↓↓↓
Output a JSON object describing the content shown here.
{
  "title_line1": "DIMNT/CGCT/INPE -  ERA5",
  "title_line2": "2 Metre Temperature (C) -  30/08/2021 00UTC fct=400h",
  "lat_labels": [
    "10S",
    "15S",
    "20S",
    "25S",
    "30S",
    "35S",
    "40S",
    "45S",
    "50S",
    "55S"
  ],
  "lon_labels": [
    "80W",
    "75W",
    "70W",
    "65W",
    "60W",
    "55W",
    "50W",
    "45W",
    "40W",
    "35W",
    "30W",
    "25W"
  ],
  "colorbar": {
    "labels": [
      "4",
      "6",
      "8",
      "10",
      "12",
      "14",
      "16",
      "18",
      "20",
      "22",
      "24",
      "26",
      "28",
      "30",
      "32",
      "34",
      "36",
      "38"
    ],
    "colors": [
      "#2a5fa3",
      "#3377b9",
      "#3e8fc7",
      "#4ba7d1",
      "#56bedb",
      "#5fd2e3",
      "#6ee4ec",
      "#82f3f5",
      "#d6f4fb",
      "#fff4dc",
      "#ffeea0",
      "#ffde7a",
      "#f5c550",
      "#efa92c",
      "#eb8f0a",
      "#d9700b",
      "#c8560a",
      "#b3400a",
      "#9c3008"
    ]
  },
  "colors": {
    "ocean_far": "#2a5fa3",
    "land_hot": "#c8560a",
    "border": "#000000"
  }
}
↑↑↑
§ **What to work on**: Quote all of the entries exactly as they appear.

§ **The response**:
Output a JSON object describing the content shown here.
{
  "title_line1": "DIMNT/CGCT/INPE -  ERA5",
  "title_line2": "2 Metre Temperature (C) -  30/08/2021 00UTC fct=400h",
  "lat_labels": [
    "10S",
    "15S",
    "20S",
    "25S",
    "30S",
    "35S",
    "40S",
    "45S",
    "50S",
    "55S"
  ],
  "lon_labels": [
    "80W",
    "75W",
    "70W",
    "65W",
    "60W",
    "55W",
    "50W",
    "45W",
    "40W",
    "35W",
    "30W",
    "25W"
  ],
  "colorbar": {
    "labels": [
      "4",
      "6",
      "8",
      "10",
      "12",
      "14",
      "16",
      "18",
      "20",
      "22",
      "24",
      "26",
      "28",
      "30",
      "32",
      "34",
      "36",
      "38"
    ],
    "colors": [
      "#2a5fa3",
      "#3377b9",
      "#3e8fc7",
      "#4ba7d1",
      "#56bedb",
      "#5fd2e3",
      "#6ee4ec",
      "#82f3f5",
      "#d6f4fb",
      "#fff4dc",
      "#ffeea0",
      "#ffde7a",
      "#f5c550",
      "#efa92c",
      "#eb8f0a",
      "#d9700b",
      "#c8560a",
      "#b3400a",
      "#9c3008"
    ]
  },
  "colors": {
    "ocean_far": "#2a5fa3",
    "land_hot": "#c8560a",
    "border": "#000000"
  }
}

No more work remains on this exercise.